### TASK BRIEF
From the entries that follow, gather each line holding the word "vedy".

-- Begin --

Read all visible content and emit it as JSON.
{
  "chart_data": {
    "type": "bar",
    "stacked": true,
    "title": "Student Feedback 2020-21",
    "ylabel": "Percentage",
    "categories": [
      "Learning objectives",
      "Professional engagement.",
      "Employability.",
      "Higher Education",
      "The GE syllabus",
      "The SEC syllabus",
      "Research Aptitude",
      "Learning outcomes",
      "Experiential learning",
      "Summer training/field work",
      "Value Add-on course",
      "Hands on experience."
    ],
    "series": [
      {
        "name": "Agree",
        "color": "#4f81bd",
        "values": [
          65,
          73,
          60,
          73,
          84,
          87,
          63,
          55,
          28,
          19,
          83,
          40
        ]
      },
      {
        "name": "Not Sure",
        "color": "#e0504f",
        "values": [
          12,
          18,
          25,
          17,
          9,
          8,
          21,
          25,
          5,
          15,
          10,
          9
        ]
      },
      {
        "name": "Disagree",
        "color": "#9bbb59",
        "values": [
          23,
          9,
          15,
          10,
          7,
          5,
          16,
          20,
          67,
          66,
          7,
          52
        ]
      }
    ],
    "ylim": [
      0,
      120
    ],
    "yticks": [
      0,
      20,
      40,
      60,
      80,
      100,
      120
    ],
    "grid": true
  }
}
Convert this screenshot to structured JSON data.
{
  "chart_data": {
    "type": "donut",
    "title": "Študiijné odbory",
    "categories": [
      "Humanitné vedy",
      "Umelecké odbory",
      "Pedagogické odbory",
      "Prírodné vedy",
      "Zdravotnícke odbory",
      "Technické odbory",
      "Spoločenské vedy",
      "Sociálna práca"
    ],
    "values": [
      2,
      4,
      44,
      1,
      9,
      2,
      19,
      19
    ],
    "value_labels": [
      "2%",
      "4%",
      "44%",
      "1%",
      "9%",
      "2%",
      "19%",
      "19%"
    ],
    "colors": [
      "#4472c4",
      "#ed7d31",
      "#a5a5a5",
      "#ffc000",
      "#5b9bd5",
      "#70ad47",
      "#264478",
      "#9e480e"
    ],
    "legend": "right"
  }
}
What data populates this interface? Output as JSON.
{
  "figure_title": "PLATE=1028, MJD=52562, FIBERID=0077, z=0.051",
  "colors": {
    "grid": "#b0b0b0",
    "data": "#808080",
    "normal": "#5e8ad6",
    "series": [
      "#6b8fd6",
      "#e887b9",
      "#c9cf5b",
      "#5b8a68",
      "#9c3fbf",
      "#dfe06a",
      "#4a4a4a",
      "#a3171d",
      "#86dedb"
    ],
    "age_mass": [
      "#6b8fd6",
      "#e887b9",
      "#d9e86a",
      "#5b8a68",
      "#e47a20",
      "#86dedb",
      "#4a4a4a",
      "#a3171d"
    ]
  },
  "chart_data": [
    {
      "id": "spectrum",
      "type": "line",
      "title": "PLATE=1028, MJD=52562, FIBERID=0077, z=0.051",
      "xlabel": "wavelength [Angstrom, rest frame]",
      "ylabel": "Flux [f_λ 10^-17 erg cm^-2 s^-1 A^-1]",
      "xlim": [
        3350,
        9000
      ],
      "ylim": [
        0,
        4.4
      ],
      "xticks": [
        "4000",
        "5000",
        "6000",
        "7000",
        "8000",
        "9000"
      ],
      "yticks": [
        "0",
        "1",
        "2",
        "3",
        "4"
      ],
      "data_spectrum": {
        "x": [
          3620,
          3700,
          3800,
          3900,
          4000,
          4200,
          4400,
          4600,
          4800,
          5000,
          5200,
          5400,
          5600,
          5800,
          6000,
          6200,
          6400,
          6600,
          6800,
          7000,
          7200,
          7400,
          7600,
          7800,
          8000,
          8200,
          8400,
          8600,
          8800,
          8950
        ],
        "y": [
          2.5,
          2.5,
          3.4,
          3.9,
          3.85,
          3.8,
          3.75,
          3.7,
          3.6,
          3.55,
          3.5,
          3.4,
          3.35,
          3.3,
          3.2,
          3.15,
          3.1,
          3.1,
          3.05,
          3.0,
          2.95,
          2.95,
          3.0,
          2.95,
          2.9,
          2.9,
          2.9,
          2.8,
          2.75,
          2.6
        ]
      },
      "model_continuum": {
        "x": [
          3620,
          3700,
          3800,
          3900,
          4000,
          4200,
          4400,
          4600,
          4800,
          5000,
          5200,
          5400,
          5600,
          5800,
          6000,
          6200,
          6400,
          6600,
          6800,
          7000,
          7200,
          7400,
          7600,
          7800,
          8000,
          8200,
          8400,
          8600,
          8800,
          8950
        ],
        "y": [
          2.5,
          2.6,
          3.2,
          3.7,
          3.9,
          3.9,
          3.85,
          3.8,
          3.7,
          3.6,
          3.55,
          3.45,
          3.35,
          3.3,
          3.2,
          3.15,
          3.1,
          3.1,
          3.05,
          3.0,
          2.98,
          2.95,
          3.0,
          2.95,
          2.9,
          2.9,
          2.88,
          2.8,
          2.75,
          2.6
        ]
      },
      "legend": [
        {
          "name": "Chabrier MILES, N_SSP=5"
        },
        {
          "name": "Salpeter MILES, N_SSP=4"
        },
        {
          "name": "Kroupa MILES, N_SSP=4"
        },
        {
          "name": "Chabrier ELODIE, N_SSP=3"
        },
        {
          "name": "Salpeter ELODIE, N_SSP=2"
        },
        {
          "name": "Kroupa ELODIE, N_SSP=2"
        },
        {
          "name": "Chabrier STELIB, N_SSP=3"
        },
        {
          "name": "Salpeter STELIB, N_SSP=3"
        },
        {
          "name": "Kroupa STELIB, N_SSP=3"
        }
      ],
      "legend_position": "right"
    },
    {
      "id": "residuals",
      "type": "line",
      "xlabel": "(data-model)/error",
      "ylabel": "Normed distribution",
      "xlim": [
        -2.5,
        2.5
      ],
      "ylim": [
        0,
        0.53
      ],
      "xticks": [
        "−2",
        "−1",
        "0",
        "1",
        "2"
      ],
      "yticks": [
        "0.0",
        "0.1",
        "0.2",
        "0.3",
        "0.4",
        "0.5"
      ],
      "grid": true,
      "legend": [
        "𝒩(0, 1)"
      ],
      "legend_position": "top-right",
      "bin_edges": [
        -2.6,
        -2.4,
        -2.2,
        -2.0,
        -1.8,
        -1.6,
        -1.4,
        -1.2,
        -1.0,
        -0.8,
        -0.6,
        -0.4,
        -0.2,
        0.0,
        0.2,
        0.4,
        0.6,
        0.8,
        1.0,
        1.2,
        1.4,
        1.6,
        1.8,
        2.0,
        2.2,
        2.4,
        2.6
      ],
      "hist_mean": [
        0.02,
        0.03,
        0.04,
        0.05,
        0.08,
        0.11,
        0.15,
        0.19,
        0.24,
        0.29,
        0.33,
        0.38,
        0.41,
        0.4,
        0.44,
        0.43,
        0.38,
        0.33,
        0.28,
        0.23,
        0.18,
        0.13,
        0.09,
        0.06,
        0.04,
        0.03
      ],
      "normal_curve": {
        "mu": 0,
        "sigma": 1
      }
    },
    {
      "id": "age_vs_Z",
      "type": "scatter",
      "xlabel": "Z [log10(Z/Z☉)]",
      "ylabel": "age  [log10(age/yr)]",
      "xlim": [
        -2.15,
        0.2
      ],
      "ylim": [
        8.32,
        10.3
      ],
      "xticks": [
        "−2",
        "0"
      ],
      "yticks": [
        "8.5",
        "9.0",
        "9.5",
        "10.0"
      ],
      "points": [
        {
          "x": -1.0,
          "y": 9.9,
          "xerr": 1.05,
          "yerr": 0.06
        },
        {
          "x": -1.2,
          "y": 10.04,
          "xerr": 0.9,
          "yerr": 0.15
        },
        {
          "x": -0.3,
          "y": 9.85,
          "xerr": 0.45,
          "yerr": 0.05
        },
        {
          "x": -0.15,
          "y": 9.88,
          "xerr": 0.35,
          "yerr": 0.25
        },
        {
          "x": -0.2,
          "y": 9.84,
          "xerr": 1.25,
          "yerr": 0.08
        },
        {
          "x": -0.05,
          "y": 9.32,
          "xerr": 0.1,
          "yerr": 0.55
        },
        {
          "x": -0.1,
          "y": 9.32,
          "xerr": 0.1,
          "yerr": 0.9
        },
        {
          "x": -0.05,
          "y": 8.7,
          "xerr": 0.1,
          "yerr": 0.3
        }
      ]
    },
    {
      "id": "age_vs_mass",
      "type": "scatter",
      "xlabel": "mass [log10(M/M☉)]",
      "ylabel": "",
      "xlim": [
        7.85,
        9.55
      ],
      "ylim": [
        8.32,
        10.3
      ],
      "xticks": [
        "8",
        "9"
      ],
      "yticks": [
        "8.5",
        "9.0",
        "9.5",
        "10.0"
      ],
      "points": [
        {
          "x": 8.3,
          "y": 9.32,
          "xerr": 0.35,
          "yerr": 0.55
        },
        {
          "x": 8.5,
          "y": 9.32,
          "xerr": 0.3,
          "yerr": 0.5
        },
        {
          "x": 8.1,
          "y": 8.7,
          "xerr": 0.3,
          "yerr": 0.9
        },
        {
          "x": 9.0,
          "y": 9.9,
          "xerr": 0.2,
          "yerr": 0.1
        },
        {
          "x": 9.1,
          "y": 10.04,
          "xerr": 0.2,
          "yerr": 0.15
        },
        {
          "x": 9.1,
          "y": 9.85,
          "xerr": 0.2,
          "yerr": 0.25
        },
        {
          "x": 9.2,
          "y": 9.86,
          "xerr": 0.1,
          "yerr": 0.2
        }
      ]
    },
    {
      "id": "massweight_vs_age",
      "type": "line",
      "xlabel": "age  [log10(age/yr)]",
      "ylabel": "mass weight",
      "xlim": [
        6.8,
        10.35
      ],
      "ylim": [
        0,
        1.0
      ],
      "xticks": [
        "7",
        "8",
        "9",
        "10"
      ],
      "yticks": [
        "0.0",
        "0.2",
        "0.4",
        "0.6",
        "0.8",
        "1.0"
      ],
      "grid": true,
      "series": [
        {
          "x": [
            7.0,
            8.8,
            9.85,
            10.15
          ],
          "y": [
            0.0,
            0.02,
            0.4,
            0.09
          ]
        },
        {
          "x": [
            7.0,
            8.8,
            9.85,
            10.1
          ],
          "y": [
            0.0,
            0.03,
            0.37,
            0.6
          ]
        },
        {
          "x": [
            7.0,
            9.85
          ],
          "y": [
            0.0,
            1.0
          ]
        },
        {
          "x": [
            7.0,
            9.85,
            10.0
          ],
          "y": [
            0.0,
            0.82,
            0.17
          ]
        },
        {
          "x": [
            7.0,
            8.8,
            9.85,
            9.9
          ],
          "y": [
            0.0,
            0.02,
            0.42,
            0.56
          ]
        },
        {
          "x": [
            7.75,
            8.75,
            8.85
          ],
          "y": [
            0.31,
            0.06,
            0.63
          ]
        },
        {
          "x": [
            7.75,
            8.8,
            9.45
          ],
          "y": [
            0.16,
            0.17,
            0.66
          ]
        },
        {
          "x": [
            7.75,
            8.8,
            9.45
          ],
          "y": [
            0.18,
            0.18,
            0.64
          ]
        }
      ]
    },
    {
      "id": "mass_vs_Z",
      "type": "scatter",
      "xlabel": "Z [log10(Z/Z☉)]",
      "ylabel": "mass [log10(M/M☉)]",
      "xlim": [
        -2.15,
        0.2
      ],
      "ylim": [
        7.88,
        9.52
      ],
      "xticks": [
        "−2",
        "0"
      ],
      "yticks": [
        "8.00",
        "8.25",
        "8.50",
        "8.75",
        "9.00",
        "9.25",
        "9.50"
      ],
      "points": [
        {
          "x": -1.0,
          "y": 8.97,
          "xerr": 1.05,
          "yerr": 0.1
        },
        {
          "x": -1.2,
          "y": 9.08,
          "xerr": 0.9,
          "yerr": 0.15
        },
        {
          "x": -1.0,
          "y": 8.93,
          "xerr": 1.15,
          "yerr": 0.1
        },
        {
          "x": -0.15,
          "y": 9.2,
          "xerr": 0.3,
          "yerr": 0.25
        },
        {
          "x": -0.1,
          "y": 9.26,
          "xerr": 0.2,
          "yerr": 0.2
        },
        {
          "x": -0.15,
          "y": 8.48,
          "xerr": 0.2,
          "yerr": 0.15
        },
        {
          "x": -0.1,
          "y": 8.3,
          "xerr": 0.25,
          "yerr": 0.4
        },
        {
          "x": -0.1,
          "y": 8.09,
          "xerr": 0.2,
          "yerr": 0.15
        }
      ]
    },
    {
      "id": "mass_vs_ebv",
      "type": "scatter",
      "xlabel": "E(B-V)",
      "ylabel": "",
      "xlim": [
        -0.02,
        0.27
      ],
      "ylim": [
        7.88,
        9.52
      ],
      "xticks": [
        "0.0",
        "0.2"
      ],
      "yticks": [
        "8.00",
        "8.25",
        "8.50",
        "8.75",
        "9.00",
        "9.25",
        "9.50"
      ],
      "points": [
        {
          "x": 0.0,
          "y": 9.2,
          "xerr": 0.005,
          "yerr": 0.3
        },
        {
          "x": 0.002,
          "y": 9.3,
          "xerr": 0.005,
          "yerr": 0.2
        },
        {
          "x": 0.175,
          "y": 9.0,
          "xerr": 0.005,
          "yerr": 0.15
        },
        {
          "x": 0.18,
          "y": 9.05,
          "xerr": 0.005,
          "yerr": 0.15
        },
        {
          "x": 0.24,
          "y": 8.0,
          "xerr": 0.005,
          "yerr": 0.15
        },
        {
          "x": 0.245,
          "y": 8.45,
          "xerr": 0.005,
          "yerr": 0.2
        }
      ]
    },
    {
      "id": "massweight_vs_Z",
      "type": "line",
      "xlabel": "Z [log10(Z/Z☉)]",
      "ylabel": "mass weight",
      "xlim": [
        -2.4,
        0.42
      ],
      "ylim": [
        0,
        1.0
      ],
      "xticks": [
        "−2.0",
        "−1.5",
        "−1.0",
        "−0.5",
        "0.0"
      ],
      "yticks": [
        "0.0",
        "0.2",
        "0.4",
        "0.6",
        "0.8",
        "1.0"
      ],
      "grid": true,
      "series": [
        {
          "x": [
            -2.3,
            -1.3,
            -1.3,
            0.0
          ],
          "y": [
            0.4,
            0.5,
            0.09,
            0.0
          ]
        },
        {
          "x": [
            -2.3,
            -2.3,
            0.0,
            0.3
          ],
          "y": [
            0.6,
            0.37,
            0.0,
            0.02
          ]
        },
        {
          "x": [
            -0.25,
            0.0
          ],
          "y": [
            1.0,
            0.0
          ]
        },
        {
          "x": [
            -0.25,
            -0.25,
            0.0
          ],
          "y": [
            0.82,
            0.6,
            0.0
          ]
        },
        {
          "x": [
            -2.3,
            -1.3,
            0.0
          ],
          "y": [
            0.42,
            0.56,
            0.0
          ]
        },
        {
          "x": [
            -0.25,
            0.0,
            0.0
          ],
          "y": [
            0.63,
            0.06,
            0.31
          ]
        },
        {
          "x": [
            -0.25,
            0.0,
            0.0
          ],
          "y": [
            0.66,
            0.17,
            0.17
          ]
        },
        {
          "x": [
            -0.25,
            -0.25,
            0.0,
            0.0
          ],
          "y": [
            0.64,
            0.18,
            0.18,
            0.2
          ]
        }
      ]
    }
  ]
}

-- End --

### RESULT OF THIS EXERCISE
      "Humanitné vedy",
      "Prírodné vedy",
      "Spoločenské vedy",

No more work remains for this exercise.